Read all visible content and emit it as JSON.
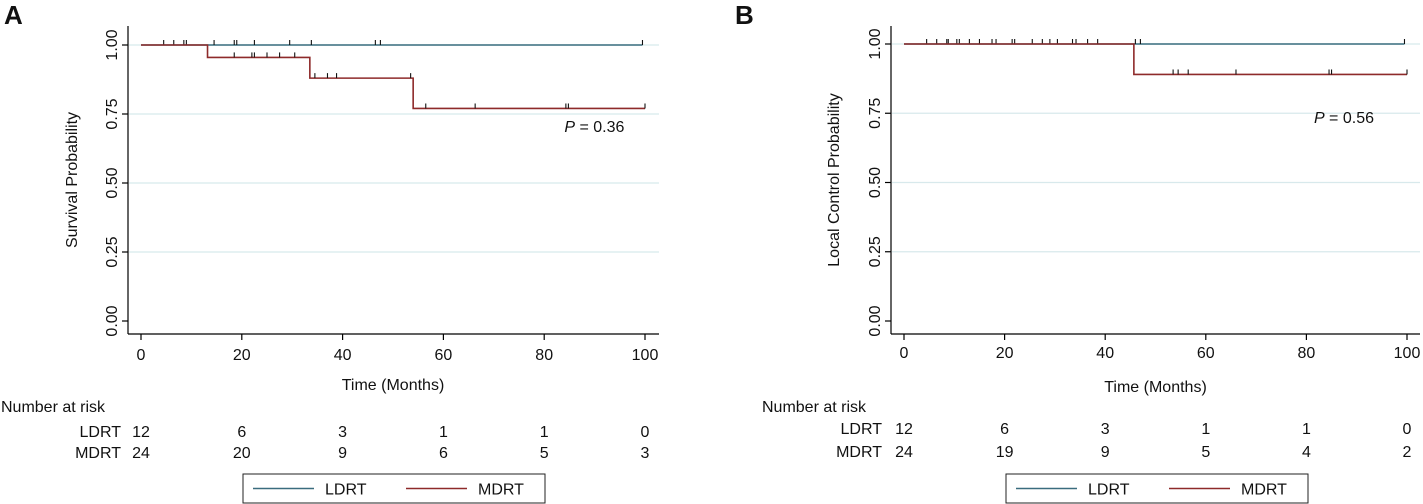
{
  "legend": {
    "LDRT": "LDRT",
    "MDRT": "MDRT"
  },
  "colors": {
    "LDRT": "#3a6c7e",
    "MDRT": "#8e2a2a",
    "grid": "#d8e9ec",
    "axis": "#000000"
  },
  "chart_data": [
    {
      "type": "line",
      "panel": "A",
      "step": true,
      "ylabel": "Survival Probability",
      "xlabel": "Time (Months)",
      "xlim": [
        0,
        100
      ],
      "ylim": [
        0,
        1
      ],
      "xticks": [
        0,
        20,
        40,
        60,
        80,
        100
      ],
      "yticks": [
        0,
        0.25,
        0.5,
        0.75,
        1
      ],
      "ytick_labels": [
        "0.00",
        "0.25",
        "0.50",
        "0.75",
        "1.00"
      ],
      "grid": true,
      "annotation": {
        "italic": "P",
        "text": " = 0.36",
        "x": 84,
        "y": 0.685
      },
      "series": [
        {
          "name": "LDRT",
          "color": "#3a6c7e",
          "x": [
            0,
            99.5
          ],
          "y": [
            1,
            1
          ],
          "censor_x": [
            4.5,
            6.5,
            8.5,
            9,
            14.5,
            18.5,
            19,
            22.5,
            29.5,
            33.8,
            46.5,
            47.5,
            99.5
          ]
        },
        {
          "name": "MDRT",
          "color": "#8e2a2a",
          "x": [
            0,
            13.2,
            33.5,
            54,
            100
          ],
          "y": [
            1,
            0.955,
            0.88,
            0.77,
            0.77
          ],
          "censor_x": [
            18.5,
            22,
            22.5,
            25,
            27.5,
            30.5,
            34.5,
            37,
            38.8,
            53.5,
            56.5,
            66.3,
            84.3,
            84.8,
            100
          ]
        }
      ],
      "risk_table": {
        "title": "Number at risk",
        "timepoints": [
          0,
          20,
          40,
          60,
          80,
          100
        ],
        "rows": [
          {
            "label": "LDRT",
            "counts": [
              "12",
              "6",
              "3",
              "1",
              "1",
              "0"
            ]
          },
          {
            "label": "MDRT",
            "counts": [
              "24",
              "20",
              "9",
              "6",
              "5",
              "3"
            ]
          }
        ]
      }
    },
    {
      "type": "line",
      "panel": "B",
      "step": true,
      "ylabel": "Local Control Probability",
      "xlabel": "Time (Months)",
      "xlim": [
        0,
        100
      ],
      "ylim": [
        0,
        1
      ],
      "xticks": [
        0,
        20,
        40,
        60,
        80,
        100
      ],
      "yticks": [
        0,
        0.25,
        0.5,
        0.75,
        1
      ],
      "ytick_labels": [
        "0.00",
        "0.25",
        "0.50",
        "0.75",
        "1.00"
      ],
      "grid": true,
      "annotation": {
        "italic": "P",
        "text": " = 0.56",
        "x": 81.5,
        "y": 0.715
      },
      "series": [
        {
          "name": "LDRT",
          "color": "#3a6c7e",
          "x": [
            0,
            99.5
          ],
          "y": [
            1,
            1
          ],
          "censor_x": [
            4.5,
            6.5,
            8.5,
            8.8,
            10.5,
            11,
            13,
            15,
            17.5,
            18.3,
            21.5,
            22,
            25.5,
            27.5,
            29,
            30.5,
            33.5,
            34.2,
            36.5,
            38.5,
            46,
            47,
            99.5
          ]
        },
        {
          "name": "MDRT",
          "color": "#8e2a2a",
          "x": [
            0,
            45.7,
            100
          ],
          "y": [
            1,
            0.89,
            0.89
          ],
          "censor_x": [
            53.5,
            54.5,
            56.5,
            66,
            84.5,
            85,
            100
          ]
        }
      ],
      "risk_table": {
        "title": "Number at risk",
        "timepoints": [
          0,
          20,
          40,
          60,
          80,
          100
        ],
        "rows": [
          {
            "label": "LDRT",
            "counts": [
              "12",
              "6",
              "3",
              "1",
              "1",
              "0"
            ]
          },
          {
            "label": "MDRT",
            "counts": [
              "24",
              "19",
              "9",
              "5",
              "4",
              "2"
            ]
          }
        ]
      }
    }
  ]
}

☆ ☆ ☆ ☆

▶ TASK REQUIREMENTS
Skip the pictures and transcribe the rest of the records exactly.

▶ TASK RESULT
Read all visible content and emit it as JSON.
{
  "legend": {
    "LDRT": "LDRT",
    "MDRT": "MDRT"
  },
  "colors": {
    "LDRT": "#3a6c7e",
    "MDRT": "#8e2a2a",
    "grid": "#d8e9ec",
    "axis": "#000000"
  },
  "chart_data": [
    {
      "type": "line",
      "panel": "A",
      "step": true,
      "ylabel": "Survival Probability",
      "xlabel": "Time (Months)",
      "xlim": [
        0,
        100
      ],
      "ylim": [
        0,
        1
      ],
      "xticks": [
        0,
        20,
        40,
        60,
        80,
        100
      ],
      "yticks": [
        0,
        0.25,
        0.5,
        0.75,
        1
      ],
      "ytick_labels": [
        "0.00",
        "0.25",
        "0.50",
        "0.75",
        "1.00"
      ],
      "grid": true,
      "annotation": {
        "italic": "P",
        "text": " = 0.36",
        "x": 84,
        "y": 0.685
      },
      "series": [
        {
          "name": "LDRT",
          "color": "#3a6c7e",
          "x": [
            0,
            99.5
          ],
          "y": [
            1,
            1
          ],
          "censor_x": [
            4.5,
            6.5,
            8.5,
            9,
            14.5,
            18.5,
            19,
            22.5,
            29.5,
            33.8,
            46.5,
            47.5,
            99.5
          ]
        },
        {
          "name": "MDRT",
          "color": "#8e2a2a",
          "x": [
            0,
            13.2,
            33.5,
            54,
            100
          ],
          "y": [
            1,
            0.955,
            0.88,
            0.77,
            0.77
          ],
          "censor_x": [
            18.5,
            22,
            22.5,
            25,
            27.5,
            30.5,
            34.5,
            37,
            38.8,
            53.5,
            56.5,
            66.3,
            84.3,
            84.8,
            100
          ]
        }
      ],
      "risk_table": {
        "title": "Number at risk",
        "timepoints": [
          0,
          20,
          40,
          60,
          80,
          100
        ],
        "rows": [
          {
            "label": "LDRT",
            "counts": [
              "12",
              "6",
              "3",
              "1",
              "1",
              "0"
            ]
          },
          {
            "label": "MDRT",
            "counts": [
              "24",
              "20",
              "9",
              "6",
              "5",
              "3"
            ]
          }
        ]
      }
    },
    {
      "type": "line",
      "panel": "B",
      "step": true,
      "ylabel": "Local Control Probability",
      "xlabel": "Time (Months)",
      "xlim": [
        0,
        100
      ],
      "ylim": [
        0,
        1
      ],
      "xticks": [
        0,
        20,
        40,
        60,
        80,
        100
      ],
      "yticks": [
        0,
        0.25,
        0.5,
        0.75,
        1
      ],
      "ytick_labels": [
        "0.00",
        "0.25",
        "0.50",
        "0.75",
        "1.00"
      ],
      "grid": true,
      "annotation": {
        "italic": "P",
        "text": " = 0.56",
        "x": 81.5,
        "y": 0.715
      },
      "series": [
        {
          "name": "LDRT",
          "color": "#3a6c7e",
          "x": [
            0,
            99.5
          ],
          "y": [
            1,
            1
          ],
          "censor_x": [
            4.5,
            6.5,
            8.5,
            8.8,
            10.5,
            11,
            13,
            15,
            17.5,
            18.3,
            21.5,
            22,
            25.5,
            27.5,
            29,
            30.5,
            33.5,
            34.2,
            36.5,
            38.5,
            46,
            47,
            99.5
          ]
        },
        {
          "name": "MDRT",
          "color": "#8e2a2a",
          "x": [
            0,
            45.7,
            100
          ],
          "y": [
            1,
            0.89,
            0.89
          ],
          "censor_x": [
            53.5,
            54.5,
            56.5,
            66,
            84.5,
            85,
            100
          ]
        }
      ],
      "risk_table": {
        "title": "Number at risk",
        "timepoints": [
          0,
          20,
          40,
          60,
          80,
          100
        ],
        "rows": [
          {
            "label": "LDRT",
            "counts": [
              "12",
              "6",
              "3",
              "1",
              "1",
              "0"
            ]
          },
          {
            "label": "MDRT",
            "counts": [
              "24",
              "19",
              "9",
              "5",
              "4",
              "2"
            ]
          }
        ]
      }
    }
  ]
}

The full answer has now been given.